ASSIGNMENT |
Give the listing again exactly, omitting its images.

RECORD SET |
◆ ◆ ◆ ◆

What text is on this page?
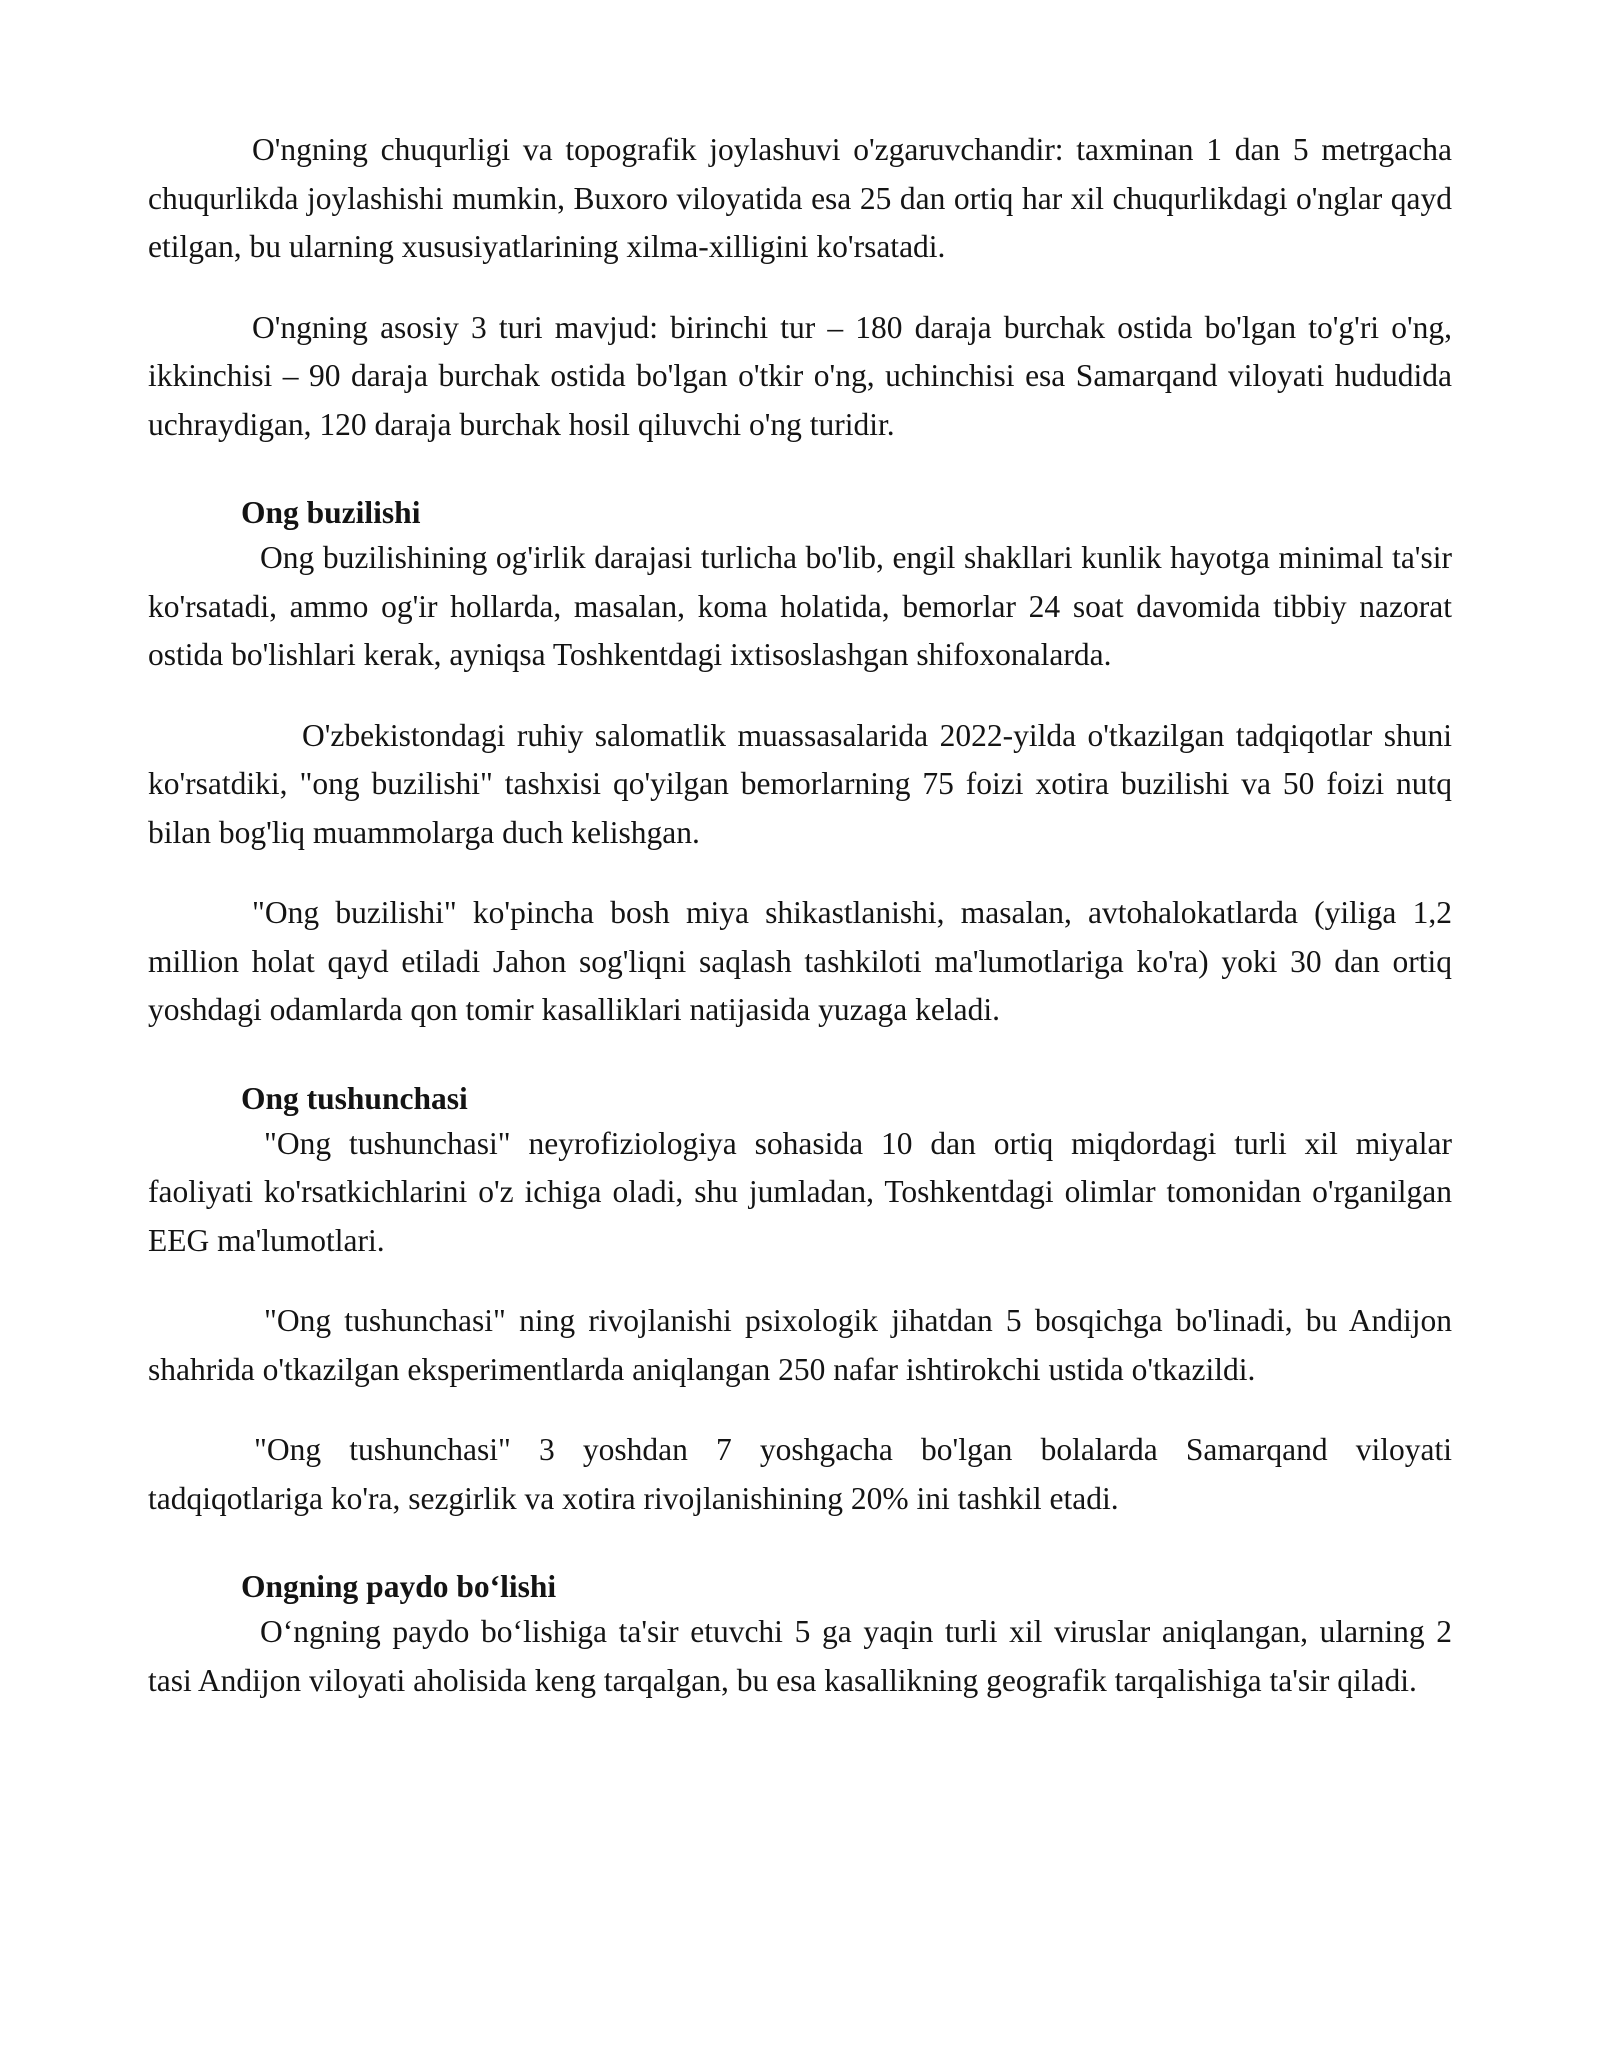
O'ngning chuqurligi va topografik joylashuvi o'zgaruvchandir: taxminan 1 dan 5 metrgacha chuqurlikda joylashishi mumkin, Buxoro viloyatida esa 25 dan ortiq har xil chuqurlikdagi o'nglar qayd etilgan, bu ularning xususiyatlarining xilma-xilligini ko'rsatadi.

O'ngning asosiy 3 turi mavjud: birinchi tur – 180 daraja burchak ostida bo'lgan to'g'ri o'ng, ikkinchisi – 90 daraja burchak ostida bo'lgan o'tkir o'ng, uchinchisi esa Samarqand viloyati hududida uchraydigan, 120 daraja burchak hosil qiluvchi o'ng turidir.

Ong buzilishi

Ong buzilishining og'irlik darajasi turlicha bo'lib, engil shakllari kunlik hayotga minimal ta'sir ko'rsatadi, ammo og'ir hollarda, masalan, koma holatida, bemorlar 24 soat davomida tibbiy nazorat ostida bo'lishlari kerak, ayniqsa Toshkentdagi ixtisoslashgan shifoxonalarda.

O'zbekistondagi ruhiy salomatlik muassasalarida 2022-yilda o'tkazilgan tadqiqotlar shuni ko'rsatdiki, "ong buzilishi" tashxisi qo'yilgan bemorlarning 75 foizi xotira buzilishi va 50 foizi nutq bilan bog'liq muammolarga duch kelishgan.

"Ong buzilishi" ko'pincha bosh miya shikastlanishi, masalan, avtohalokatlarda (yiliga 1,2 million holat qayd etiladi Jahon sog'liqni saqlash tashkiloti ma'lumotlariga ko'ra) yoki 30 dan ortiq yoshdagi odamlarda qon tomir kasalliklari natijasida yuzaga keladi.

Ong tushunchasi

"Ong tushunchasi" neyrofiziologiya sohasida 10 dan ortiq miqdordagi turli xil miyalar faoliyati ko'rsatkichlarini o'z ichiga oladi, shu jumladan, Toshkentdagi olimlar tomonidan o'rganilgan EEG ma'lumotlari.

"Ong tushunchasi" ning rivojlanishi psixologik jihatdan 5 bosqichga bo'linadi, bu Andijon shahrida o'tkazilgan eksperimentlarda aniqlangan 250 nafar ishtirokchi ustida o'tkazildi.

"Ong tushunchasi" 3 yoshdan 7 yoshgacha bo'lgan bolalarda Samarqand viloyati tadqiqotlariga ko'ra, sezgirlik va xotira rivojlanishining 20% ini tashkil etadi.

Ongning paydo boʻlishi

Oʻngning paydo boʻlishiga ta'sir etuvchi 5 ga yaqin turli xil viruslar aniqlangan, ularning 2 tasi Andijon viloyati aholisida keng tarqalgan, bu esa kasallikning geografik tarqalishiga ta'sir qiladi.
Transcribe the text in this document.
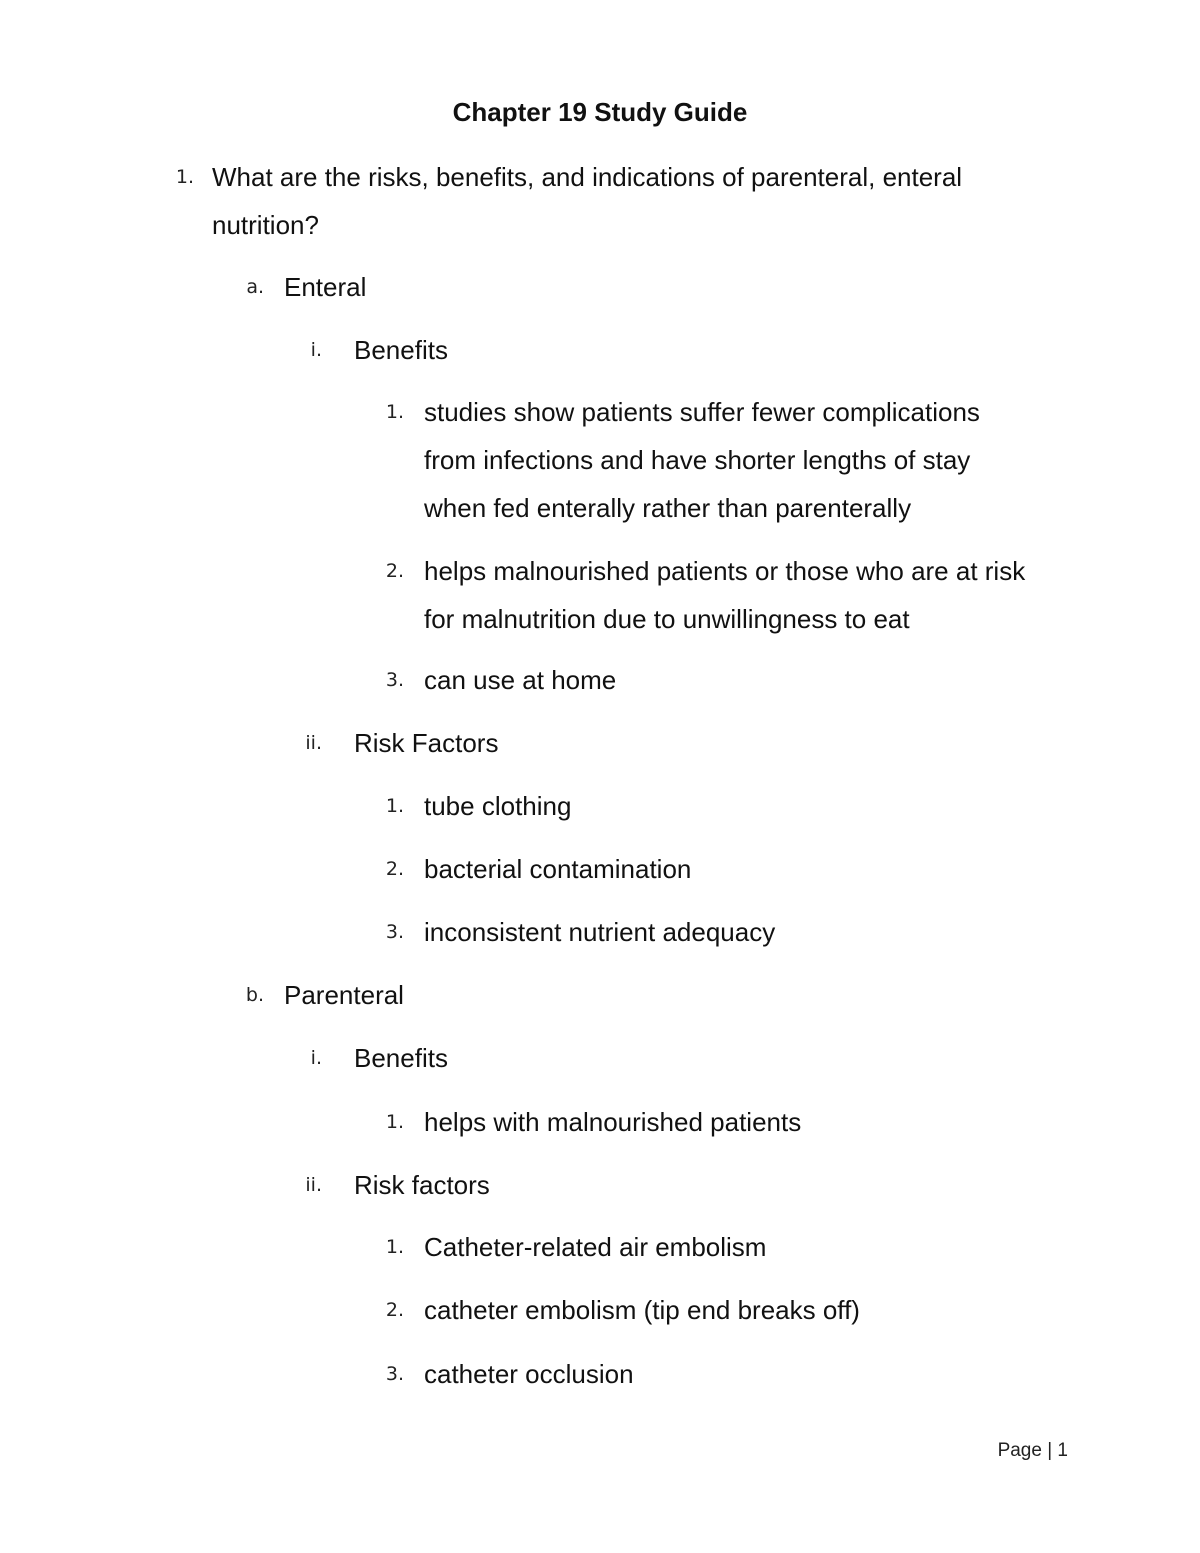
Chapter 19 Study Guide
1. What are the risks, benefits, and indications of parenteral, enteral
nutrition?
a. Enteral
i. Benefits
1. studies show patients suffer fewer complications
from infections and have shorter lengths of stay
when fed enterally rather than parenterally
2. helps malnourished patients or those who are at risk
for malnutrition due to unwillingness to eat
3. can use at home
ii. Risk Factors
1. tube clothing
2. bacterial contamination
3. inconsistent nutrient adequacy
b. Parenteral
i. Benefits
1. helps with malnourished patients
ii. Risk factors
1. Catheter-related air embolism
2. catheter embolism (tip end breaks off)
3. catheter occlusion
Page | 1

◆ ◆ ◆ ◆

WORKED SOLUTION |
What text is on this page?
O'ngning chuqurligi va topografik joylashuvi o'zgaruvchandir: taxminan 1 dan 5 metrgacha chuqurlikda joylashishi mumkin, Buxoro viloyatida esa 25 dan ortiq har xil chuqurlikdagi o'nglar qayd etilgan, bu ularning xususiyatlarining xilma-xilligini ko'rsatadi.

O'ngning asosiy 3 turi mavjud: birinchi tur – 180 daraja burchak ostida bo'lgan to'g'ri o'ng, ikkinchisi – 90 daraja burchak ostida bo'lgan o'tkir o'ng, uchinchisi esa Samarqand viloyati hududida uchraydigan, 120 daraja burchak hosil qiluvchi o'ng turidir.

Ong buzilishi

Ong buzilishining og'irlik darajasi turlicha bo'lib, engil shakllari kunlik hayotga minimal ta'sir ko'rsatadi, ammo og'ir hollarda, masalan, koma holatida, bemorlar 24 soat davomida tibbiy nazorat ostida bo'lishlari kerak, ayniqsa Toshkentdagi ixtisoslashgan shifoxonalarda.

O'zbekistondagi ruhiy salomatlik muassasalarida 2022-yilda o'tkazilgan tadqiqotlar shuni ko'rsatdiki, "ong buzilishi" tashxisi qo'yilgan bemorlarning 75 foizi xotira buzilishi va 50 foizi nutq bilan bog'liq muammolarga duch kelishgan.

"Ong buzilishi" ko'pincha bosh miya shikastlanishi, masalan, avtohalokatlarda (yiliga 1,2 million holat qayd etiladi Jahon sog'liqni saqlash tashkiloti ma'lumotlariga ko'ra) yoki 30 dan ortiq yoshdagi odamlarda qon tomir kasalliklari natijasida yuzaga keladi.

Ong tushunchasi

"Ong tushunchasi" neyrofiziologiya sohasida 10 dan ortiq miqdordagi turli xil miyalar faoliyati ko'rsatkichlarini o'z ichiga oladi, shu jumladan, Toshkentdagi olimlar tomonidan o'rganilgan EEG ma'lumotlari.

"Ong tushunchasi" ning rivojlanishi psixologik jihatdan 5 bosqichga bo'linadi, bu Andijon shahrida o'tkazilgan eksperimentlarda aniqlangan 250 nafar ishtirokchi ustida o'tkazildi.

"Ong tushunchasi" 3 yoshdan 7 yoshgacha bo'lgan bolalarda Samarqand viloyati tadqiqotlariga ko'ra, sezgirlik va xotira rivojlanishining 20% ini tashkil etadi.

Ongning paydo boʻlishi

Oʻngning paydo boʻlishiga ta'sir etuvchi 5 ga yaqin turli xil viruslar aniqlangan, ularning 2 tasi Andijon viloyati aholisida keng tarqalgan, bu esa kasallikning geografik tarqalishiga ta'sir qiladi.
Transcribe the text in this document.
Chapter 19 Study Guide
1. What are the risks, benefits, and indications of parenteral, enteral
nutrition?
a. Enteral
i. Benefits
1. studies show patients suffer fewer complications
from infections and have shorter lengths of stay
when fed enterally rather than parenterally
2. helps malnourished patients or those who are at risk
for malnutrition due to unwillingness to eat
3. can use at home
ii. Risk Factors
1. tube clothing
2. bacterial contamination
3. inconsistent nutrient adequacy
b. Parenteral
i. Benefits
1. helps with malnourished patients
ii. Risk factors
1. Catheter-related air embolism
2. catheter embolism (tip end breaks off)
3. catheter occlusion
Page | 1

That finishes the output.